■ WHAT IS BEING ASKED
Find all lines in the records that include the word "Coinbase", and copy them out.

* Start *

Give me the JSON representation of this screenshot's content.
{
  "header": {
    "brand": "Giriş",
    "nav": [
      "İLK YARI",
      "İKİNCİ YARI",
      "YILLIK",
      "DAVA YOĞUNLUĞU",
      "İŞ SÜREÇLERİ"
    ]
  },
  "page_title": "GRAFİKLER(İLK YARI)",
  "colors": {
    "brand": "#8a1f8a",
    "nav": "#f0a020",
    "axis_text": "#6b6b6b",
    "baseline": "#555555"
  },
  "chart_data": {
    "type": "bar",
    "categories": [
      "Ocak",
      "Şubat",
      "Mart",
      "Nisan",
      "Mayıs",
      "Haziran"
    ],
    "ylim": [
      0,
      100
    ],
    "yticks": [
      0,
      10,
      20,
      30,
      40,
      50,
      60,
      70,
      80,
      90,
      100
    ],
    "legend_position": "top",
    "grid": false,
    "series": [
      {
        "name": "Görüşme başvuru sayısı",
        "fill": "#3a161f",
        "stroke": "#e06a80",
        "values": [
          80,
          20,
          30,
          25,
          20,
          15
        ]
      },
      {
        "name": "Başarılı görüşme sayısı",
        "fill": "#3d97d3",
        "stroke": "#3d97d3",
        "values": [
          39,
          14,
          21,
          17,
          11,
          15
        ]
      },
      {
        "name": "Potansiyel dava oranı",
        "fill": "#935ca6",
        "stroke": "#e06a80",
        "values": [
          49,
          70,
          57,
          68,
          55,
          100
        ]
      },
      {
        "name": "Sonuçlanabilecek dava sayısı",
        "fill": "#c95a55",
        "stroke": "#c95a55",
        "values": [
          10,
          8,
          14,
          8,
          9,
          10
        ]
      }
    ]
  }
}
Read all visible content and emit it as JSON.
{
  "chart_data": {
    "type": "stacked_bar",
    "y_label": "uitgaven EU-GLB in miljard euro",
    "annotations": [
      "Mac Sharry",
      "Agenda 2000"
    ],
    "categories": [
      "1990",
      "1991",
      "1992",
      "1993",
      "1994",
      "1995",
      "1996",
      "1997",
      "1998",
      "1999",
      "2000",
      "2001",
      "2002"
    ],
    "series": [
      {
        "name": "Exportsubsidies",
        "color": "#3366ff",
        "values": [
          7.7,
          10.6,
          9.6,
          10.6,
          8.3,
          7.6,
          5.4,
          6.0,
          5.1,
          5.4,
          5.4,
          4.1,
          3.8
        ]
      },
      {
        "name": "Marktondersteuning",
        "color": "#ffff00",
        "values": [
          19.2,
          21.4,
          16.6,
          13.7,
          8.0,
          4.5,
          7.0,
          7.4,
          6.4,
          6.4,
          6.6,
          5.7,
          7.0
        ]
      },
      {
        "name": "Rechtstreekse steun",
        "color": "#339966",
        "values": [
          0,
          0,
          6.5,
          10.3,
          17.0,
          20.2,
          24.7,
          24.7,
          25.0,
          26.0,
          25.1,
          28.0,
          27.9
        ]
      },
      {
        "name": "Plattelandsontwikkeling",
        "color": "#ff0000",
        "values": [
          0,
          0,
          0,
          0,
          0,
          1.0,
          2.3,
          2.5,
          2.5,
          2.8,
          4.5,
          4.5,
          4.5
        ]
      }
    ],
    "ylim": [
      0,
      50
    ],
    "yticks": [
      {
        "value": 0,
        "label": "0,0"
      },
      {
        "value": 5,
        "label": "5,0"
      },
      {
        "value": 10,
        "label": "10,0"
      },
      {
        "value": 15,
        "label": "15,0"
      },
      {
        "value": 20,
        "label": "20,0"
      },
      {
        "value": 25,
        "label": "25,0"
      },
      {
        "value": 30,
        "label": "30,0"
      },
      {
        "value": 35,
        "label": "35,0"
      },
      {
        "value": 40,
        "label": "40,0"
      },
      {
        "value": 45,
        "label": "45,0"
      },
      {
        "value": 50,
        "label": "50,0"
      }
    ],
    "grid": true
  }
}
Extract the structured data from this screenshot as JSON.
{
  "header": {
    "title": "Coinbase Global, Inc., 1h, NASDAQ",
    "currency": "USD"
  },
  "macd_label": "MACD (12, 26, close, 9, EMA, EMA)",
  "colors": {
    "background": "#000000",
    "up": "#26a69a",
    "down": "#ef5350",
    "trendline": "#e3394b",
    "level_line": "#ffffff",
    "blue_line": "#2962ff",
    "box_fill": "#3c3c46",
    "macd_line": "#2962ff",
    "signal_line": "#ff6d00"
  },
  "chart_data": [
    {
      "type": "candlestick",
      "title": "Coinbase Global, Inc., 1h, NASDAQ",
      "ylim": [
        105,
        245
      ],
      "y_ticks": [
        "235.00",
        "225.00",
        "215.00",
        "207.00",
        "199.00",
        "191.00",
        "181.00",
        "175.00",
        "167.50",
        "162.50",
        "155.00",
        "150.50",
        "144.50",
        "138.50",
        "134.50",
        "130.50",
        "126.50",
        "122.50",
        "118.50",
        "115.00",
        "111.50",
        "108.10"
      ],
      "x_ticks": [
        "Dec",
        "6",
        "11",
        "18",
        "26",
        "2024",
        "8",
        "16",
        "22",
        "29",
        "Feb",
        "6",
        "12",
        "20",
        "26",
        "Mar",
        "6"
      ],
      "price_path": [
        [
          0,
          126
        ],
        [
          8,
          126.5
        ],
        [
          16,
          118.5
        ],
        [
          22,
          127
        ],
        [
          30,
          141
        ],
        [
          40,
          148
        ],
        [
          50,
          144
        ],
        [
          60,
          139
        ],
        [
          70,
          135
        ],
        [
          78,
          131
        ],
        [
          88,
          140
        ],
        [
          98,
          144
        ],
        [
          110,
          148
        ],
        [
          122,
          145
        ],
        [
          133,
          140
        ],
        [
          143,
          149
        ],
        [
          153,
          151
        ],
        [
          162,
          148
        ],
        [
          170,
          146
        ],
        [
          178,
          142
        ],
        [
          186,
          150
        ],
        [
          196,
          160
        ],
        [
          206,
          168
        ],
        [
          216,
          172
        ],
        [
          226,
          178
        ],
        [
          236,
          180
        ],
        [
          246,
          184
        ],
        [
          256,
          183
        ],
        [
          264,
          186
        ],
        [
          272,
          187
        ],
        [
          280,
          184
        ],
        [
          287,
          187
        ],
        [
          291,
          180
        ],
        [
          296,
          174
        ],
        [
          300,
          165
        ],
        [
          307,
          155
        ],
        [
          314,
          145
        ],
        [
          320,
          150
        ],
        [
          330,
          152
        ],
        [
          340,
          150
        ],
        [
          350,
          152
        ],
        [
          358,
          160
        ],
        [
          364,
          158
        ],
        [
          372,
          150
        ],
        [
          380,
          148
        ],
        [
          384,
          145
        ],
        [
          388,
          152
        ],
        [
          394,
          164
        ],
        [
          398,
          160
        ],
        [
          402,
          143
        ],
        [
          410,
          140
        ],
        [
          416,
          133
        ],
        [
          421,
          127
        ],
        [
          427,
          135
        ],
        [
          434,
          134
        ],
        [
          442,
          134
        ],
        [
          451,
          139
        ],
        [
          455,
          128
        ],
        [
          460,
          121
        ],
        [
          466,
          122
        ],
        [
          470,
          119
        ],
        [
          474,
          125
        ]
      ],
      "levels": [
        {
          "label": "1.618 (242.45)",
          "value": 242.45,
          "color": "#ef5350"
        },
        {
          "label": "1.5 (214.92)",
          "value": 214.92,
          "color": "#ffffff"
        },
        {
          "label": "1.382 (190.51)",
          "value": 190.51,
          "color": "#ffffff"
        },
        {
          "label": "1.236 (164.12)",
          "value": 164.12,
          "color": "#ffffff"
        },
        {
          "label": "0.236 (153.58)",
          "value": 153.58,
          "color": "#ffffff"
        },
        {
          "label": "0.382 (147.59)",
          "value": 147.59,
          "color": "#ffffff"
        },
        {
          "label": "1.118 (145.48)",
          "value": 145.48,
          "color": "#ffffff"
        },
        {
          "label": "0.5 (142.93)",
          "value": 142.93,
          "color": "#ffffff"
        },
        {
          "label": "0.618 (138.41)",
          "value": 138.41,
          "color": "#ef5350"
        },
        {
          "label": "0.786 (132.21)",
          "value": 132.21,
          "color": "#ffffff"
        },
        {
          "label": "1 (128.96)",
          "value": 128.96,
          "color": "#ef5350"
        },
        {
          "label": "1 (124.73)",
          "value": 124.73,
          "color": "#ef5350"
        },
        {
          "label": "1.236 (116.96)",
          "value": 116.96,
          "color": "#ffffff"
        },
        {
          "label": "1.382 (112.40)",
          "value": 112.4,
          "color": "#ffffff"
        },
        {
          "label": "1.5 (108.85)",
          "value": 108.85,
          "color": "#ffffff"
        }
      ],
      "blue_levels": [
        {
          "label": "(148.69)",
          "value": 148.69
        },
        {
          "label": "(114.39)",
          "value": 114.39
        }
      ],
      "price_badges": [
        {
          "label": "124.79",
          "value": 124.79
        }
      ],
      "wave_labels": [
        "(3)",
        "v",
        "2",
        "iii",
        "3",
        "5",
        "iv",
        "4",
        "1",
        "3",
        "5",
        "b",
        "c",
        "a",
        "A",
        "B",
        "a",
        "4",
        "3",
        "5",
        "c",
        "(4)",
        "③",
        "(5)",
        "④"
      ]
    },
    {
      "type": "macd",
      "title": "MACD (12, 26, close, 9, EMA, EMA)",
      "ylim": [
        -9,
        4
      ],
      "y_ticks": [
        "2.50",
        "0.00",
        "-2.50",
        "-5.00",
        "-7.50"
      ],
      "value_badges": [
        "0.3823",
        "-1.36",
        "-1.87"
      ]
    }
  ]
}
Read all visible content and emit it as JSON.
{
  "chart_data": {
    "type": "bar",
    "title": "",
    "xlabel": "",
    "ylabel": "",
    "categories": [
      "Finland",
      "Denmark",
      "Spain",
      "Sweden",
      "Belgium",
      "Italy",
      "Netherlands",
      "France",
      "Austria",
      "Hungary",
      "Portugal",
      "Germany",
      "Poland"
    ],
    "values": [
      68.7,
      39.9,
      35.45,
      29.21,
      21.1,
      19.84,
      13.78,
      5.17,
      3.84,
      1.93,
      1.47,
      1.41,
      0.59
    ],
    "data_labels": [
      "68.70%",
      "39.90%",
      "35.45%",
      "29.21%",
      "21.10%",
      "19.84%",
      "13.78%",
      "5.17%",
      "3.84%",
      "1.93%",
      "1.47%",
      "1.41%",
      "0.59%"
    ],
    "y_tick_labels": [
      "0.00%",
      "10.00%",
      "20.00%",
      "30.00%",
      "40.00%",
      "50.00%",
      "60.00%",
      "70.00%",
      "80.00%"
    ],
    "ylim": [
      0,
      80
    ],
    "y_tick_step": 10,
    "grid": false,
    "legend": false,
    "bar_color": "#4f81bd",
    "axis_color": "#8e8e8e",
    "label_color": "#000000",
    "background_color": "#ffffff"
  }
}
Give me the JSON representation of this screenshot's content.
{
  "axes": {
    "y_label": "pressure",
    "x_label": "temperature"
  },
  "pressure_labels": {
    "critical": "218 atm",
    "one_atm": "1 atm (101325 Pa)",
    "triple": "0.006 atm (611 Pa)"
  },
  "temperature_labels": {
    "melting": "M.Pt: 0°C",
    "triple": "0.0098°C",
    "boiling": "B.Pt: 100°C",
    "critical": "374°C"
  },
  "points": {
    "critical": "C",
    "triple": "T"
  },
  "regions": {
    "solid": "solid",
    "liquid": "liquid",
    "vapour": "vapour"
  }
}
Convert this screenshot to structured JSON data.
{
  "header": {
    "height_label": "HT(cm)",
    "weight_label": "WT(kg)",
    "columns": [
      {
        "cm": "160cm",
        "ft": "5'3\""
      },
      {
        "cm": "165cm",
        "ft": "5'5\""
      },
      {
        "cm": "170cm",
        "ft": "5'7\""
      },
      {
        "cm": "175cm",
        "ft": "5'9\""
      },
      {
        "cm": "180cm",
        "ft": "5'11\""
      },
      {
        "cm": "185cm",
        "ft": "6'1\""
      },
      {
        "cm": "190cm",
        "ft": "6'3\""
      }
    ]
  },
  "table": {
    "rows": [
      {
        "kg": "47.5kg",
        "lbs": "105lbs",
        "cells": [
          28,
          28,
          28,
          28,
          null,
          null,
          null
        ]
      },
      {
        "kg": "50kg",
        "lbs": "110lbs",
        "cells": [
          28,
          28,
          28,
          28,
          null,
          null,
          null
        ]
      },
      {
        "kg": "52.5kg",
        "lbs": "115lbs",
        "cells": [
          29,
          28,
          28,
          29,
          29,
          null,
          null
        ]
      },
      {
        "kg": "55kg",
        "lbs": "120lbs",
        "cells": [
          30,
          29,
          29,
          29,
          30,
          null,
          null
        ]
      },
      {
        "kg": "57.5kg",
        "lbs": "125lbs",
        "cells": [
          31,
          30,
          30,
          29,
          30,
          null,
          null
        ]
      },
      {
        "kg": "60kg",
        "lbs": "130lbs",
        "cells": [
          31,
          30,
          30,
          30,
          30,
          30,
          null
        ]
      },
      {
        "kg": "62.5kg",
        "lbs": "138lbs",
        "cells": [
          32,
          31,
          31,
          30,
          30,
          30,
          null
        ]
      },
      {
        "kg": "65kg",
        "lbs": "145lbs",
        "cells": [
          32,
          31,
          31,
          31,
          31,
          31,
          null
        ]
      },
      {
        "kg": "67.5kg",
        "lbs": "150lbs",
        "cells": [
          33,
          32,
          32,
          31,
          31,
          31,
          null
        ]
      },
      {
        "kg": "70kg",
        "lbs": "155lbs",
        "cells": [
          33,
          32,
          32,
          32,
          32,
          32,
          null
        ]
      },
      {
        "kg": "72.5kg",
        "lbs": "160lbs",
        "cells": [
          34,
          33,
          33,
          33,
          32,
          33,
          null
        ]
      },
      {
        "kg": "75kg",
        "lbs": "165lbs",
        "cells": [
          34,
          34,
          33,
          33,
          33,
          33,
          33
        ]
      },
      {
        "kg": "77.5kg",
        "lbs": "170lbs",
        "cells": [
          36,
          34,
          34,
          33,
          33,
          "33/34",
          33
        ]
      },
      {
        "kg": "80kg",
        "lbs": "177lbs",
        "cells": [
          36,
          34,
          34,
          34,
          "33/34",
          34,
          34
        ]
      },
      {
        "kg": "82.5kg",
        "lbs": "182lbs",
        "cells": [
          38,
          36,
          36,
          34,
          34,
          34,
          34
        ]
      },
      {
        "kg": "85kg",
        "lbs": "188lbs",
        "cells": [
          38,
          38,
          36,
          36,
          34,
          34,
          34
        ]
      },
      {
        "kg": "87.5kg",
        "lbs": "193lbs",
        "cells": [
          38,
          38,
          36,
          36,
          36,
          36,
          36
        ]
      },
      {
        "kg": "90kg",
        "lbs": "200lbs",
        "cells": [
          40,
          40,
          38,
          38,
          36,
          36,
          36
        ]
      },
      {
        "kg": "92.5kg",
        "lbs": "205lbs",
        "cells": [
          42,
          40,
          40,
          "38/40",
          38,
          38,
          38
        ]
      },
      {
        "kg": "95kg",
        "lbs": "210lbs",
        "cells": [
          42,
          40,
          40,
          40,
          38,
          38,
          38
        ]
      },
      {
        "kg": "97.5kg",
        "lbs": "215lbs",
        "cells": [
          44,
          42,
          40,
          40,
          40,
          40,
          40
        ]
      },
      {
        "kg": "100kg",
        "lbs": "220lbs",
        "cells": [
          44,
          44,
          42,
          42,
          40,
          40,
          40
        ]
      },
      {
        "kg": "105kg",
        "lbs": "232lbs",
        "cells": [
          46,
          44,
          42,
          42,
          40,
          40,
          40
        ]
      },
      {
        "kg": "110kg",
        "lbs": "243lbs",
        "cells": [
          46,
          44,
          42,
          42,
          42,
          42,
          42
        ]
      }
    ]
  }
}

* End *

■ WRITTEN RESPONSE
    "title": "Coinbase Global, Inc., 1h, NASDAQ",
      "title": "Coinbase Global, Inc., 1h, NASDAQ",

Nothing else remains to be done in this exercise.